Data for this exercise:

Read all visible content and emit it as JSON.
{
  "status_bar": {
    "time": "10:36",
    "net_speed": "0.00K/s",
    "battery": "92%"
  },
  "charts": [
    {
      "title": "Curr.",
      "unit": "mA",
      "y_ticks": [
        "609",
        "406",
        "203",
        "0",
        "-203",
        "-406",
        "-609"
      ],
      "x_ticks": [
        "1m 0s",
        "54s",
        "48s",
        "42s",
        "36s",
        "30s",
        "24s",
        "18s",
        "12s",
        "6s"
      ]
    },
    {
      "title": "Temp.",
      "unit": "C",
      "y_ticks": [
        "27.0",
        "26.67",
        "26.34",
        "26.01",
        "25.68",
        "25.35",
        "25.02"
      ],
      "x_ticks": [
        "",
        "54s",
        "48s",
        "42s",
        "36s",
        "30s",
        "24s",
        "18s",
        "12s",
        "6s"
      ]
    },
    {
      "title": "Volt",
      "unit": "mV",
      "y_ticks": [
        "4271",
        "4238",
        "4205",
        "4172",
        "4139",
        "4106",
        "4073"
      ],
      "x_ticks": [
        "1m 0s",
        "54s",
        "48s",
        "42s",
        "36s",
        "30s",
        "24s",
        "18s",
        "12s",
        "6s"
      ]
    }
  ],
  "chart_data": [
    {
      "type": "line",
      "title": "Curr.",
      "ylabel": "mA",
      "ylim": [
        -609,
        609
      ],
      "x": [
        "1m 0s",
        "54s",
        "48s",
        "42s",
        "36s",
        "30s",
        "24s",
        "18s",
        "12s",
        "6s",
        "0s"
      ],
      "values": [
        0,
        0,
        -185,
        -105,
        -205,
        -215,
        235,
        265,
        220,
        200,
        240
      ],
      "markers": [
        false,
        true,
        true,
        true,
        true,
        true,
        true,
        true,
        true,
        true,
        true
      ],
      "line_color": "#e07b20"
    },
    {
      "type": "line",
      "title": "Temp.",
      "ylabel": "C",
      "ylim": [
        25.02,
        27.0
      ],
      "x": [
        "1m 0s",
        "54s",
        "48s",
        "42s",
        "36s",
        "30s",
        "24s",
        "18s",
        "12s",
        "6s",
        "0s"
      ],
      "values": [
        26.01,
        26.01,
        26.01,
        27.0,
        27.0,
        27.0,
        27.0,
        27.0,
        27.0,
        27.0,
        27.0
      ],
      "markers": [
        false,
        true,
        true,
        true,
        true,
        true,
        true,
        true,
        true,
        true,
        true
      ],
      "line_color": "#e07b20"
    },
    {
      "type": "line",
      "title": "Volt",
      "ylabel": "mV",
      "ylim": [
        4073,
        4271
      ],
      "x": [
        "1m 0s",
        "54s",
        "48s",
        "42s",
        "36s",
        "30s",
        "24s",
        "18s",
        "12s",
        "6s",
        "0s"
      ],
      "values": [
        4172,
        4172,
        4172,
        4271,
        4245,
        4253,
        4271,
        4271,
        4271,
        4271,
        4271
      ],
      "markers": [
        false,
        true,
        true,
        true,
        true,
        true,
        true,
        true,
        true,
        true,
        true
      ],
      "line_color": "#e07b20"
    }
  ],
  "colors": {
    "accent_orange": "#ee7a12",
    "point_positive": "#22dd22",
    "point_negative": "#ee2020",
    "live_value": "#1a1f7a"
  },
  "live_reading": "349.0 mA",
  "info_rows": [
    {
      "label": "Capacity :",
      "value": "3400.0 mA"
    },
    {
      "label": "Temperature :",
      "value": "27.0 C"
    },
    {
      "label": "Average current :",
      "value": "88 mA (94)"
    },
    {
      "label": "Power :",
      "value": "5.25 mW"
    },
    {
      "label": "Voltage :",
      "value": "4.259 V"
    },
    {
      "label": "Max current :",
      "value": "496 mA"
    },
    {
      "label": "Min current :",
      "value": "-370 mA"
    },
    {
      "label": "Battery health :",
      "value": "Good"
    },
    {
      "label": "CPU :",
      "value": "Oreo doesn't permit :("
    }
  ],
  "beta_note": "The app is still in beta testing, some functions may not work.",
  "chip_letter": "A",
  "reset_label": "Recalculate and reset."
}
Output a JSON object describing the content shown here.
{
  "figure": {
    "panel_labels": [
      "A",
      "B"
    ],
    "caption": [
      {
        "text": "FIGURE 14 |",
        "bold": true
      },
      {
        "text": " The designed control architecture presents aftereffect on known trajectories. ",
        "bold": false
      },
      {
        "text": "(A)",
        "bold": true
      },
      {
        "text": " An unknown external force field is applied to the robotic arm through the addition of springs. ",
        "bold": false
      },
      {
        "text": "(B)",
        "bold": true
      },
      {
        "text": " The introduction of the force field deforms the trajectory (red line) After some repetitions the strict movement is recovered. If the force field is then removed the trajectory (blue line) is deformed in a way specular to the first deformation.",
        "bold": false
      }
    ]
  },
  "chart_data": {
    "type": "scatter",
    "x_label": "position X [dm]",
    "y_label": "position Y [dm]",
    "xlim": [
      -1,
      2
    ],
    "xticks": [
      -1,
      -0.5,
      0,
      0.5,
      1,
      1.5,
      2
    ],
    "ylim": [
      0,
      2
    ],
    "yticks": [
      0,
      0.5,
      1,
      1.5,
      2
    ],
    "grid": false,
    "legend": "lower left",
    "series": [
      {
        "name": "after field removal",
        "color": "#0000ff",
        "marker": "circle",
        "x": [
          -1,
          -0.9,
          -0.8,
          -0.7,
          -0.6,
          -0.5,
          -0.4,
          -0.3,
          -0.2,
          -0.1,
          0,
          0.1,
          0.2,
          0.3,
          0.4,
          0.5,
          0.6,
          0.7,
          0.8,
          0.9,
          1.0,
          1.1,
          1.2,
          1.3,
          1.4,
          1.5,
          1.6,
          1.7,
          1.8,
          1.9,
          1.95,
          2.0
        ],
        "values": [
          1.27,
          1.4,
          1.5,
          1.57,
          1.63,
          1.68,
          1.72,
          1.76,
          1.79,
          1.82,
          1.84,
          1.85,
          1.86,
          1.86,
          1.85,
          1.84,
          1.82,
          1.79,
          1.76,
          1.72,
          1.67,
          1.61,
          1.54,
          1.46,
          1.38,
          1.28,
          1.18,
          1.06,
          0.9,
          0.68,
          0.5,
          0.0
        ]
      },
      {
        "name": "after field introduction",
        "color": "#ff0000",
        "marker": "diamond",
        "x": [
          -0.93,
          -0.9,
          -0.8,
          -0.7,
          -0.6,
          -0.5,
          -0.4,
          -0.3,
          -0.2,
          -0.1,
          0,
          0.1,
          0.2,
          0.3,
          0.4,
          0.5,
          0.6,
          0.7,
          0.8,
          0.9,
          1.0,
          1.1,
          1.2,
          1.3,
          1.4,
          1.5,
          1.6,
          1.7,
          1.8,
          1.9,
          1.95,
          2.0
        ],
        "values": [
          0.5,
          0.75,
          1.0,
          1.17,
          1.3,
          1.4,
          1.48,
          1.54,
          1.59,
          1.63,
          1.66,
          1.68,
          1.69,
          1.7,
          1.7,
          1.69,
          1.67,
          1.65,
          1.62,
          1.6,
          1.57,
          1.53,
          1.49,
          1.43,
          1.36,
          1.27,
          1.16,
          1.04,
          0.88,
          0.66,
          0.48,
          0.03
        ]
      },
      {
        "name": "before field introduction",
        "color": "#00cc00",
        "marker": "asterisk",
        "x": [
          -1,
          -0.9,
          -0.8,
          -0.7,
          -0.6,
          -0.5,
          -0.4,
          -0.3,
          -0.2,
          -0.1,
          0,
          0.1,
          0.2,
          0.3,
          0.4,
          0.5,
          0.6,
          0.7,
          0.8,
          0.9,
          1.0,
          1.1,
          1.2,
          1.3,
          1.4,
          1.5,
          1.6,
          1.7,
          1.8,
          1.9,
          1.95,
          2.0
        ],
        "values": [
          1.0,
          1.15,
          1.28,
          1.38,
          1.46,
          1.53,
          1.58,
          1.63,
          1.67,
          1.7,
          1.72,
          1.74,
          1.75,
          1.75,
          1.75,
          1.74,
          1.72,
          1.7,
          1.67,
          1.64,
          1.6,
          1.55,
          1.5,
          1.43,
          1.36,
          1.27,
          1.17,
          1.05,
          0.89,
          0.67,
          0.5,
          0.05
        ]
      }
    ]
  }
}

What the exercise asks: Copy out every line where the word "JSON" occurs.

Exercise answer:
Read all visible content and emit it as JSON.
Output a JSON object describing the content shown here.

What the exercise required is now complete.